- Set task: Repeat what the lines below say, word for word, and skip every image.

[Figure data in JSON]
___

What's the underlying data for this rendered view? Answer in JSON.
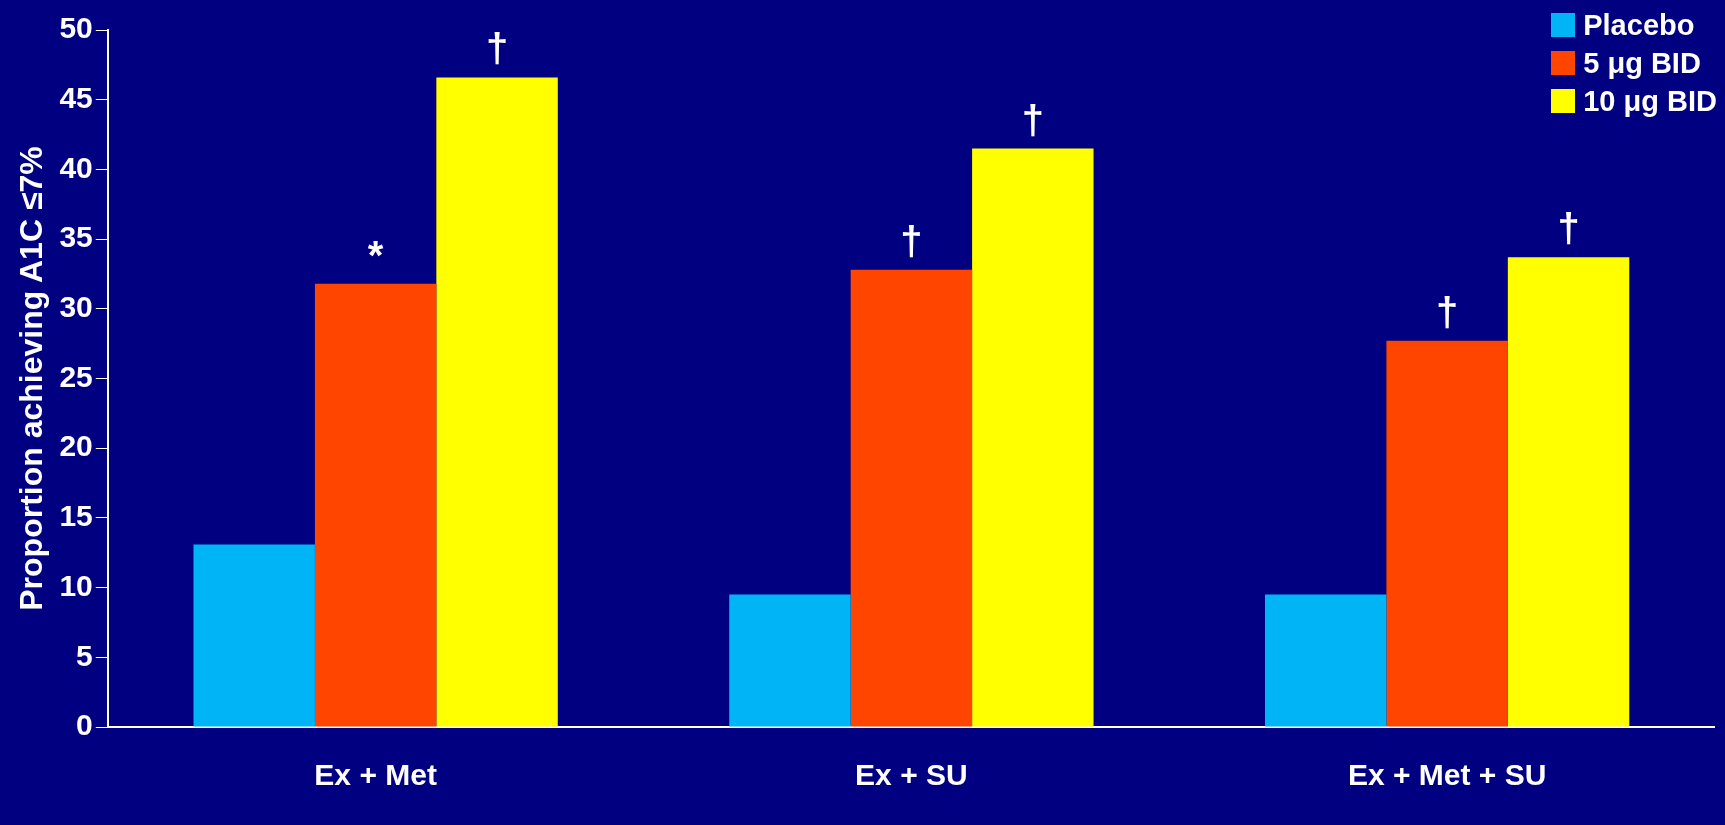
{
  "chart_data": {
    "type": "bar",
    "ylabel": "Proportion achieving A1C ≤7%",
    "categories": [
      "Ex + Met",
      "Ex + SU",
      "Ex + Met + SU"
    ],
    "series": [
      {
        "name": "Placebo",
        "color": "#00b4f5",
        "values": [
          13.1,
          9.5,
          9.5
        ]
      },
      {
        "name": "5 μg BID",
        "color": "#ff4500",
        "values": [
          31.8,
          32.8,
          27.7
        ]
      },
      {
        "name": "10 μg BID",
        "color": "#ffff00",
        "values": [
          46.6,
          41.5,
          33.7
        ]
      }
    ],
    "ylim": [
      0,
      50
    ],
    "yticks": [
      0,
      5,
      10,
      15,
      20,
      25,
      30,
      35,
      40,
      45,
      50
    ],
    "grid": false,
    "legend": "top right",
    "annotations": [
      "*",
      "†",
      "†",
      "†",
      "†",
      "†"
    ]
  }
}
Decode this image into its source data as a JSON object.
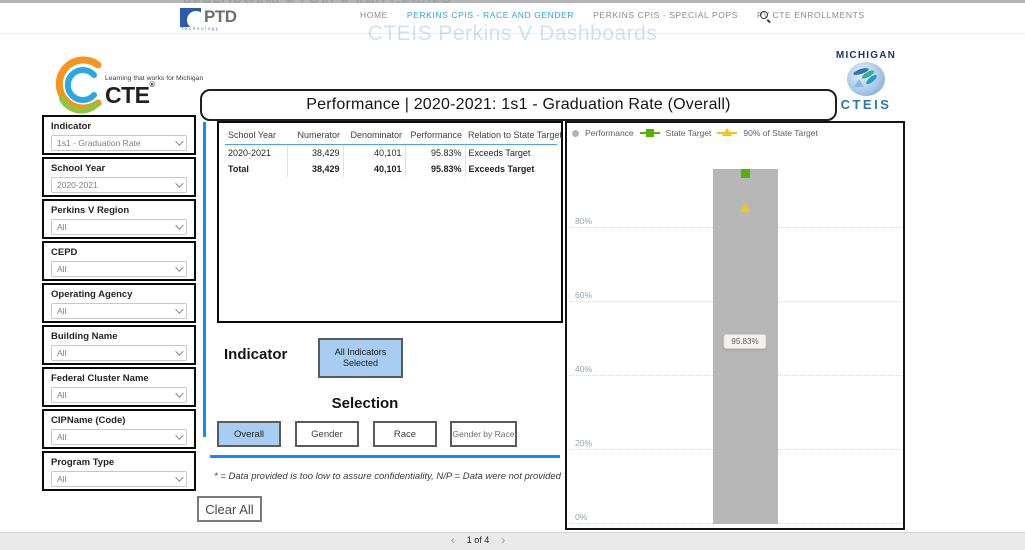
{
  "header": {
    "ghost_fragment": "PERFORMANCE | RACE AND GENDER",
    "ghost_heading": "CTEIS Perkins V Dashboards",
    "ptd": {
      "word": "PTD",
      "sub": "Technology"
    },
    "nav": [
      {
        "label": "HOME",
        "active": false
      },
      {
        "label": "PERKINS CPIS - RACE AND GENDER",
        "active": true
      },
      {
        "label": "PERKINS CPIS - SPECIAL POPS",
        "active": false
      },
      {
        "label": "PV CTE ENROLLMENTS",
        "active": false
      }
    ]
  },
  "branding": {
    "cte_tagline": "Learning that works for Michigan",
    "cte_word": "CTE",
    "cte_reg": "®",
    "michigan": "MICHIGAN",
    "cteis": "CTEIS"
  },
  "title": "Performance | 2020-2021: 1s1 - Graduation Rate (Overall)",
  "filters": [
    {
      "label": "Indicator",
      "value": "1s1 - Graduation Rate"
    },
    {
      "label": "School Year",
      "value": "2020-2021"
    },
    {
      "label": "Perkins V Region",
      "value": "All"
    },
    {
      "label": "CEPD",
      "value": "All"
    },
    {
      "label": "Operating Agency",
      "value": "All"
    },
    {
      "label": "Building Name",
      "value": "All"
    },
    {
      "label": "Federal Cluster Name",
      "value": "All"
    },
    {
      "label": "CIPName (Code)",
      "value": "All"
    },
    {
      "label": "Program Type",
      "value": "All"
    }
  ],
  "clear_all_label": "Clear All",
  "table": {
    "columns": [
      "School Year",
      "Numerator",
      "Denominator",
      "Performance",
      "Relation to State Target"
    ],
    "rows": [
      [
        "2020-2021",
        "38,429",
        "40,101",
        "95.83%",
        "Exceeds Target"
      ],
      [
        "Total",
        "38,429",
        "40,101",
        "95.83%",
        "Exceeds Target"
      ]
    ]
  },
  "indicator_section": {
    "label": "Indicator",
    "button_label": "All Indicators Selected"
  },
  "selection": {
    "heading": "Selection",
    "options": [
      {
        "label": "Overall",
        "selected": true
      },
      {
        "label": "Gender",
        "selected": false
      },
      {
        "label": "Race",
        "selected": false
      },
      {
        "label": "Gender by Race",
        "selected": false
      }
    ]
  },
  "footnote": "* = Data provided is too low to assure confidentiality, N/P = Data were not provided",
  "pagination": {
    "prev": "‹",
    "current": "1 of 4",
    "next": "›"
  },
  "colors": {
    "accent_blue": "#118dff",
    "nav_active_blue": "#31a5db",
    "selected_fill_blue": "#a7cef2",
    "bar_gray": "#b7b7b7",
    "state_target_green": "#54b300",
    "target90_yellow": "#f2c80f",
    "table_rule_blue": "#4aa3ee"
  },
  "chart_data": {
    "type": "bar",
    "title": "",
    "categories": [
      "2020-2021"
    ],
    "series": [
      {
        "name": "Performance",
        "type": "bar",
        "values": [
          95.83
        ],
        "color": "#b7b7b7"
      },
      {
        "name": "State Target",
        "type": "scatter",
        "marker": "square",
        "values": [
          94.9
        ],
        "color": "#54b300"
      },
      {
        "name": "90% of State Target",
        "type": "scatter",
        "marker": "triangle",
        "values": [
          85.4
        ],
        "color": "#f2c80f"
      }
    ],
    "data_label": "95.83%",
    "yticks": [
      "0%",
      "20%",
      "40%",
      "60%",
      "80%"
    ],
    "ylim": [
      0,
      100
    ],
    "grid": "dotted-horizontal",
    "legend_position": "top-left"
  }
}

___

- Output for this exercise:
What's the underlying data for this rendered view? Answer in JSON.
{
  "chart_data": {
    "type": "bar",
    "ylabel": "Proportion achieving A1C ≤7%",
    "categories": [
      "Ex + Met",
      "Ex + SU",
      "Ex + Met + SU"
    ],
    "series": [
      {
        "name": "Placebo",
        "color": "#00b4f5",
        "values": [
          13.1,
          9.5,
          9.5
        ]
      },
      {
        "name": "5 μg BID",
        "color": "#ff4500",
        "values": [
          31.8,
          32.8,
          27.7
        ]
      },
      {
        "name": "10 μg BID",
        "color": "#ffff00",
        "values": [
          46.6,
          41.5,
          33.7
        ]
      }
    ],
    "ylim": [
      0,
      50
    ],
    "yticks": [
      0,
      5,
      10,
      15,
      20,
      25,
      30,
      35,
      40,
      45,
      50
    ],
    "grid": false,
    "legend": "top right",
    "annotations": [
      "*",
      "†",
      "†",
      "†",
      "†",
      "†"
    ]
  }
}
Decode this image into its source data as a JSON object.
{
  "header": {
    "ghost_fragment": "PERFORMANCE | RACE AND GENDER",
    "ghost_heading": "CTEIS Perkins V Dashboards",
    "ptd": {
      "word": "PTD",
      "sub": "Technology"
    },
    "nav": [
      {
        "label": "HOME",
        "active": false
      },
      {
        "label": "PERKINS CPIS - RACE AND GENDER",
        "active": true
      },
      {
        "label": "PERKINS CPIS - SPECIAL POPS",
        "active": false
      },
      {
        "label": "PV CTE ENROLLMENTS",
        "active": false
      }
    ]
  },
  "branding": {
    "cte_tagline": "Learning that works for Michigan",
    "cte_word": "CTE",
    "cte_reg": "®",
    "michigan": "MICHIGAN",
    "cteis": "CTEIS"
  },
  "title": "Performance | 2020-2021: 1s1 - Graduation Rate (Overall)",
  "filters": [
    {
      "label": "Indicator",
      "value": "1s1 - Graduation Rate"
    },
    {
      "label": "School Year",
      "value": "2020-2021"
    },
    {
      "label": "Perkins V Region",
      "value": "All"
    },
    {
      "label": "CEPD",
      "value": "All"
    },
    {
      "label": "Operating Agency",
      "value": "All"
    },
    {
      "label": "Building Name",
      "value": "All"
    },
    {
      "label": "Federal Cluster Name",
      "value": "All"
    },
    {
      "label": "CIPName (Code)",
      "value": "All"
    },
    {
      "label": "Program Type",
      "value": "All"
    }
  ],
  "clear_all_label": "Clear All",
  "table": {
    "columns": [
      "School Year",
      "Numerator",
      "Denominator",
      "Performance",
      "Relation to State Target"
    ],
    "rows": [
      [
        "2020-2021",
        "38,429",
        "40,101",
        "95.83%",
        "Exceeds Target"
      ],
      [
        "Total",
        "38,429",
        "40,101",
        "95.83%",
        "Exceeds Target"
      ]
    ]
  },
  "indicator_section": {
    "label": "Indicator",
    "button_label": "All Indicators Selected"
  },
  "selection": {
    "heading": "Selection",
    "options": [
      {
        "label": "Overall",
        "selected": true
      },
      {
        "label": "Gender",
        "selected": false
      },
      {
        "label": "Race",
        "selected": false
      },
      {
        "label": "Gender by Race",
        "selected": false
      }
    ]
  },
  "footnote": "* = Data provided is too low to assure confidentiality, N/P = Data were not provided",
  "pagination": {
    "prev": "‹",
    "current": "1 of 4",
    "next": "›"
  },
  "colors": {
    "accent_blue": "#118dff",
    "nav_active_blue": "#31a5db",
    "selected_fill_blue": "#a7cef2",
    "bar_gray": "#b7b7b7",
    "state_target_green": "#54b300",
    "target90_yellow": "#f2c80f",
    "table_rule_blue": "#4aa3ee"
  },
  "chart_data": {
    "type": "bar",
    "title": "",
    "categories": [
      "2020-2021"
    ],
    "series": [
      {
        "name": "Performance",
        "type": "bar",
        "values": [
          95.83
        ],
        "color": "#b7b7b7"
      },
      {
        "name": "State Target",
        "type": "scatter",
        "marker": "square",
        "values": [
          94.9
        ],
        "color": "#54b300"
      },
      {
        "name": "90% of State Target",
        "type": "scatter",
        "marker": "triangle",
        "values": [
          85.4
        ],
        "color": "#f2c80f"
      }
    ],
    "data_label": "95.83%",
    "yticks": [
      "0%",
      "20%",
      "40%",
      "60%",
      "80%"
    ],
    "ylim": [
      0,
      100
    ],
    "grid": "dotted-horizontal",
    "legend_position": "top-left"
  }
}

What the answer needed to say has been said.